-- Start of DATA ROWS --
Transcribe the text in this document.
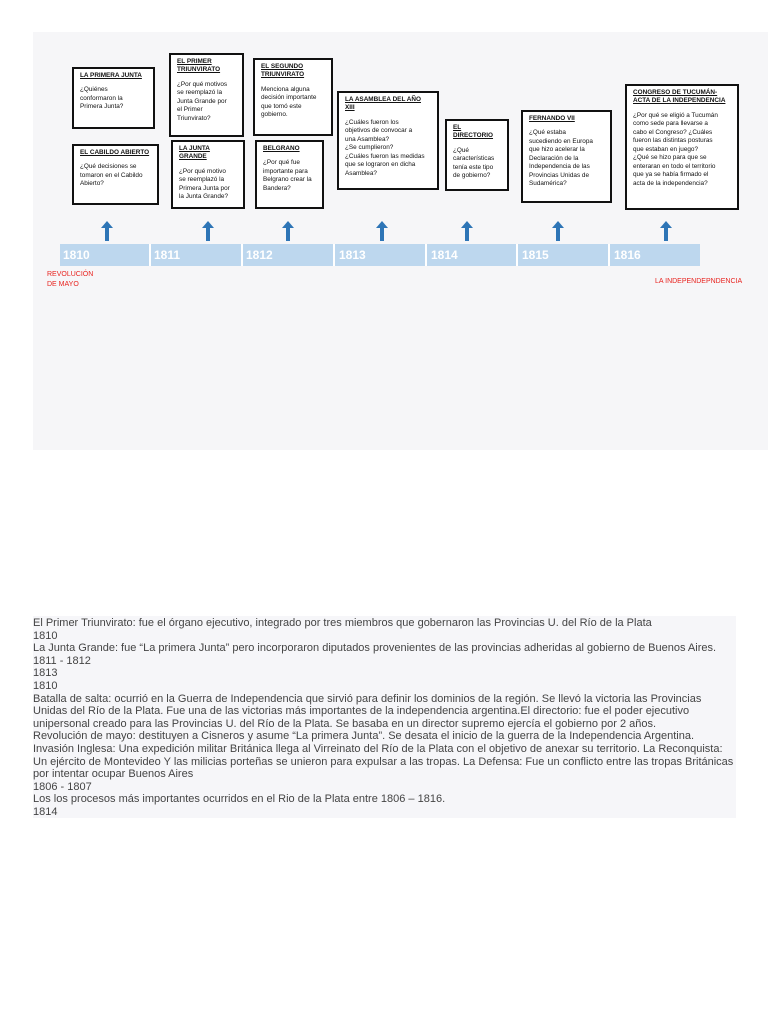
LA PRIMERA JUNTA
¿Quiénes
conformaron la
Primera Junta?
EL CABILDO ABIERTO
¿Qué decisiones se
tomaron en el Cabildo
Abierto?
EL PRIMER
TRIUNVIRATO
¿Por qué motivos
se reemplazó la
Junta Grande por
el Primer
Triunvirato?
LA JUNTA GRANDE
¿Por qué motivo
se reemplazó la
Primera Junta por
la Junta Grande?
EL SEGUNDO
TRIUNVIRATO
Menciona alguna
decisión importante
que tomó este
gobierno.
BELGRANO
¿Por qué fue
importante para
Belgrano crear la
Bandera?
LA ASAMBLEA DEL AÑO XIII
¿Cuáles fueron los
objetivos de convocar a
una Asamblea?
¿Se cumplieron?
¿Cuáles fueron las medidas
que se lograron en dicha
Asamblea?
EL DIRECTORIO
¿Qué
características
tenía este tipo
de gobierno?
FERNANDO VII
¿Qué estaba
sucediendo en Europa
que hizo acelerar la
Declaración de la
Independencia de las
Provincias Unidas de
Sudamérica?
CONGRESO DE TUCUMÁN-
ACTA DE LA INDEPENDENCIA
¿Por qué se eligió a Tucumán
como sede para llevarse a
cabo el Congreso? ¿Cuáles
fueron las distintas posturas
que estaban en juego?
¿Qué se hizo para que se
enteraran en todo el territorio
que ya se había firmado el
acta de la independencia?
1810	1811	1812	1813	1814	1815	1816
REVOLUCIÓN
DE MAYO	LA INDEPENDEPNDENCIA

El Primer Triunvirato: fue el órgano ejecutivo, integrado por tres miembros que gobernaron las Provincias U. del Río de la Plata

1810

La Junta Grande: fue “La primera Junta” pero incorporaron diputados provenientes de las provincias adheridas al gobierno de Buenos Aires.

1811 - 1812

1813

1810

Batalla de salta: ocurrió en la Guerra de Independencia que sirvió para definir los dominios de la región. Se llevó la victoria las Provincias Unidas del Río de la Plata. Fue una de las victorias más importantes de la independencia argentina.El directorio: fue el poder ejecutivo unipersonal creado para las Provincias U. del Río de la Plata. Se basaba en un director supremo ejercía el gobierno por 2 años.

Revolución de mayo: destituyen a Cisneros y asume “La primera Junta”. Se desata el inicio de la guerra de la Independencia Argentina.

Invasión Inglesa: Una expedición militar Británica llega al Virreinato del Río de la Plata con el objetivo de anexar su territorio. La Reconquista: Un ejército de Montevideo Y las milicias porteñas se unieron para expulsar a las tropas. La Defensa: Fue un conflicto entre las tropas Británicas por intentar ocupar Buenos Aires

1806 - 1807

Los los procesos más importantes ocurridos en el Rio de la Plata entre 1806 – 1816.

1814
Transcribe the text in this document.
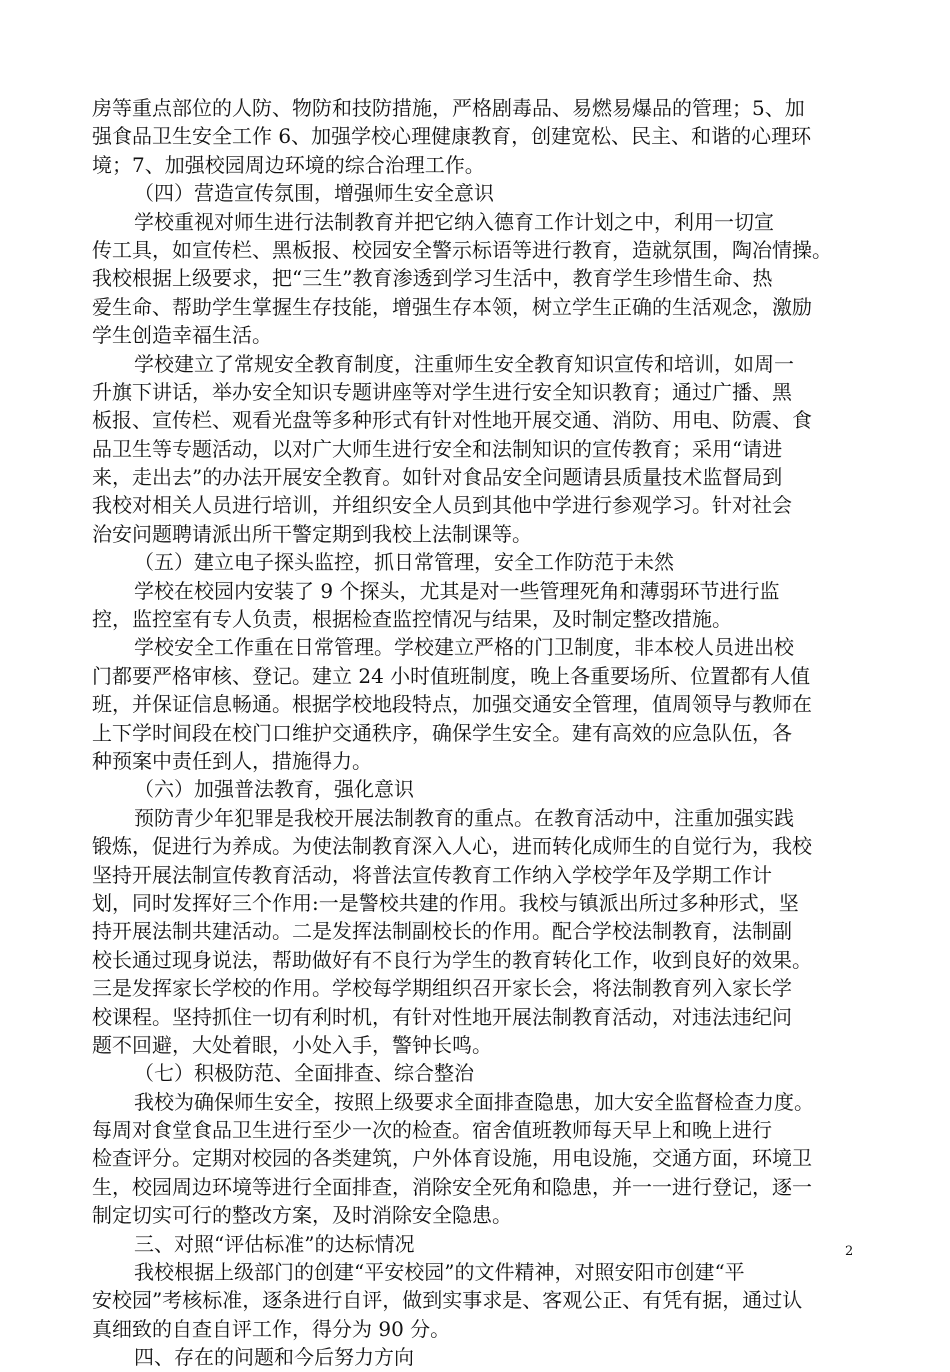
房等重点部位的人防、物防和技防措施，严格剧毒品、易燃易爆品的管理；5、加
强食品卫生安全工作 6、加强学校心理健康教育，创建宽松、民主、和谐的心理环
境；7、加强校园周边环境的综合治理工作。
（四）营造宣传氛围，增强师生安全意识
学校重视对师生进行法制教育并把它纳入德育工作计划之中，利用一切宣
传工具，如宣传栏、黑板报、校园安全警示标语等进行教育，造就氛围，陶冶情操。
我校根据上级要求，把“三生”教育渗透到学习生活中，教育学生珍惜生命、热
爱生命、帮助学生掌握生存技能，增强生存本领，树立学生正确的生活观念，激励
学生创造幸福生活。
学校建立了常规安全教育制度，注重师生安全教育知识宣传和培训，如周一
升旗下讲话，举办安全知识专题讲座等对学生进行安全知识教育；通过广播、黑
板报、宣传栏、观看光盘等多种形式有针对性地开展交通、消防、用电、防震、食
品卫生等专题活动，以对广大师生进行安全和法制知识的宣传教育；采用“请进
来，走出去”的办法开展安全教育。如针对食品安全问题请县质量技术监督局到
我校对相关人员进行培训，并组织安全人员到其他中学进行参观学习。针对社会
治安问题聘请派出所干警定期到我校上法制课等。
（五）建立电子探头监控，抓日常管理，安全工作防范于未然
学校在校园内安装了 9 个探头，尤其是对一些管理死角和薄弱环节进行监
控，监控室有专人负责，根据检查监控情况与结果，及时制定整改措施。
学校安全工作重在日常管理。学校建立严格的门卫制度，非本校人员进出校
门都要严格审核、登记。建立 24 小时值班制度，晚上各重要场所、位置都有人值
班，并保证信息畅通。根据学校地段特点，加强交通安全管理，值周领导与教师在
上下学时间段在校门口维护交通秩序，确保学生安全。建有高效的应急队伍，各
种预案中责任到人，措施得力。
（六）加强普法教育，强化意识
预防青少年犯罪是我校开展法制教育的重点。在教育活动中，注重加强实践
锻炼，促进行为养成。为使法制教育深入人心，进而转化成师生的自觉行为，我校
坚持开展法制宣传教育活动，将普法宣传教育工作纳入学校学年及学期工作计
划，同时发挥好三个作用:一是警校共建的作用。我校与镇派出所过多种形式，坚
持开展法制共建活动。二是发挥法制副校长的作用。配合学校法制教育，法制副
校长通过现身说法，帮助做好有不良行为学生的教育转化工作，收到良好的效果。
三是发挥家长学校的作用。学校每学期组织召开家长会，将法制教育列入家长学
校课程。坚持抓住一切有利时机，有针对性地开展法制教育活动，对违法违纪问
题不回避，大处着眼，小处入手，警钟长鸣。
（七）积极防范、全面排查、综合整治
我校为确保师生安全，按照上级要求全面排查隐患，加大安全监督检查力度。
每周对食堂食品卫生进行至少一次的检查。宿舍值班教师每天早上和晚上进行
检查评分。定期对校园的各类建筑，户外体育设施，用电设施，交通方面，环境卫
生，校园周边环境等进行全面排查，消除安全死角和隐患，并一一进行登记，逐一
制定切实可行的整改方案，及时消除安全隐患。
三、对照“评估标准”的达标情况
我校根据上级部门的创建“平安校园”的文件精神，对照安阳市创建“平
安校园”考核标准，逐条进行自评，做到实事求是、客观公正、有凭有据，通过认
真细致的自查自评工作，得分为 90 分。
四、存在的问题和今后努力方向
2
-- End of DATA ROWS --
■ WORK INSTRUCTIONS: Copy out the data above exactly, except the pictures.

■ RESPONSE TO THE TASK:
Transcribe the text in this document.
LA PRIMERA JUNTA
¿Quiénes
conformaron la
Primera Junta?
EL CABILDO ABIERTO
¿Qué decisiones se
tomaron en el Cabildo
Abierto?
EL PRIMER
TRIUNVIRATO
¿Por qué motivos
se reemplazó la
Junta Grande por
el Primer
Triunvirato?
LA JUNTA GRANDE
¿Por qué motivo
se reemplazó la
Primera Junta por
la Junta Grande?
EL SEGUNDO
TRIUNVIRATO
Menciona alguna
decisión importante
que tomó este
gobierno.
BELGRANO
¿Por qué fue
importante para
Belgrano crear la
Bandera?
LA ASAMBLEA DEL AÑO XIII
¿Cuáles fueron los
objetivos de convocar a
una Asamblea?
¿Se cumplieron?
¿Cuáles fueron las medidas
que se lograron en dicha
Asamblea?
EL DIRECTORIO
¿Qué
características
tenía este tipo
de gobierno?
FERNANDO VII
¿Qué estaba
sucediendo en Europa
que hizo acelerar la
Declaración de la
Independencia de las
Provincias Unidas de
Sudamérica?
CONGRESO DE TUCUMÁN-
ACTA DE LA INDEPENDENCIA
¿Por qué se eligió a Tucumán
como sede para llevarse a
cabo el Congreso? ¿Cuáles
fueron las distintas posturas
que estaban en juego?
¿Qué se hizo para que se
enteraran en todo el territorio
que ya se había firmado el
acta de la independencia?
1810	1811	1812	1813	1814	1815	1816
REVOLUCIÓN
DE MAYO	LA INDEPENDEPNDENCIA

El Primer Triunvirato: fue el órgano ejecutivo, integrado por tres miembros que gobernaron las Provincias U. del Río de la Plata

1810

La Junta Grande: fue “La primera Junta” pero incorporaron diputados provenientes de las provincias adheridas al gobierno de Buenos Aires.

1811 - 1812

1813

1810

Batalla de salta: ocurrió en la Guerra de Independencia que sirvió para definir los dominios de la región. Se llevó la victoria las Provincias Unidas del Río de la Plata. Fue una de las victorias más importantes de la independencia argentina.El directorio: fue el poder ejecutivo unipersonal creado para las Provincias U. del Río de la Plata. Se basaba en un director supremo ejercía el gobierno por 2 años.

Revolución de mayo: destituyen a Cisneros y asume “La primera Junta”. Se desata el inicio de la guerra de la Independencia Argentina.

Invasión Inglesa: Una expedición militar Británica llega al Virreinato del Río de la Plata con el objetivo de anexar su territorio. La Reconquista: Un ejército de Montevideo Y las milicias porteñas se unieron para expulsar a las tropas. La Defensa: Fue un conflicto entre las tropas Británicas por intentar ocupar Buenos Aires

1806 - 1807

Los los procesos más importantes ocurridos en el Rio de la Plata entre 1806 – 1816.

1814
Transcribe the text in this document.
房等重点部位的人防、物防和技防措施，严格剧毒品、易燃易爆品的管理；5、加
强食品卫生安全工作 6、加强学校心理健康教育，创建宽松、民主、和谐的心理环
境；7、加强校园周边环境的综合治理工作。
（四）营造宣传氛围，增强师生安全意识
学校重视对师生进行法制教育并把它纳入德育工作计划之中，利用一切宣
传工具，如宣传栏、黑板报、校园安全警示标语等进行教育，造就氛围，陶冶情操。
我校根据上级要求，把“三生”教育渗透到学习生活中，教育学生珍惜生命、热
爱生命、帮助学生掌握生存技能，增强生存本领，树立学生正确的生活观念，激励
学生创造幸福生活。
学校建立了常规安全教育制度，注重师生安全教育知识宣传和培训，如周一
升旗下讲话，举办安全知识专题讲座等对学生进行安全知识教育；通过广播、黑
板报、宣传栏、观看光盘等多种形式有针对性地开展交通、消防、用电、防震、食
品卫生等专题活动，以对广大师生进行安全和法制知识的宣传教育；采用“请进
来，走出去”的办法开展安全教育。如针对食品安全问题请县质量技术监督局到
我校对相关人员进行培训，并组织安全人员到其他中学进行参观学习。针对社会
治安问题聘请派出所干警定期到我校上法制课等。
（五）建立电子探头监控，抓日常管理，安全工作防范于未然
学校在校园内安装了 9 个探头，尤其是对一些管理死角和薄弱环节进行监
控，监控室有专人负责，根据检查监控情况与结果，及时制定整改措施。
学校安全工作重在日常管理。学校建立严格的门卫制度，非本校人员进出校
门都要严格审核、登记。建立 24 小时值班制度，晚上各重要场所、位置都有人值
班，并保证信息畅通。根据学校地段特点，加强交通安全管理，值周领导与教师在
上下学时间段在校门口维护交通秩序，确保学生安全。建有高效的应急队伍，各
种预案中责任到人，措施得力。
（六）加强普法教育，强化意识
预防青少年犯罪是我校开展法制教育的重点。在教育活动中，注重加强实践
锻炼，促进行为养成。为使法制教育深入人心，进而转化成师生的自觉行为，我校
坚持开展法制宣传教育活动，将普法宣传教育工作纳入学校学年及学期工作计
划，同时发挥好三个作用:一是警校共建的作用。我校与镇派出所过多种形式，坚
持开展法制共建活动。二是发挥法制副校长的作用。配合学校法制教育，法制副
校长通过现身说法，帮助做好有不良行为学生的教育转化工作，收到良好的效果。
三是发挥家长学校的作用。学校每学期组织召开家长会，将法制教育列入家长学
校课程。坚持抓住一切有利时机，有针对性地开展法制教育活动，对违法违纪问
题不回避，大处着眼，小处入手，警钟长鸣。
（七）积极防范、全面排查、综合整治
我校为确保师生安全，按照上级要求全面排查隐患，加大安全监督检查力度。
每周对食堂食品卫生进行至少一次的检查。宿舍值班教师每天早上和晚上进行
检查评分。定期对校园的各类建筑，户外体育设施，用电设施，交通方面，环境卫
生，校园周边环境等进行全面排查，消除安全死角和隐患，并一一进行登记，逐一
制定切实可行的整改方案，及时消除安全隐患。
三、对照“评估标准”的达标情况
我校根据上级部门的创建“平安校园”的文件精神，对照安阳市创建“平
安校园”考核标准，逐条进行自评，做到实事求是、客观公正、有凭有据，通过认
真细致的自查自评工作，得分为 90 分。
四、存在的问题和今后努力方向
2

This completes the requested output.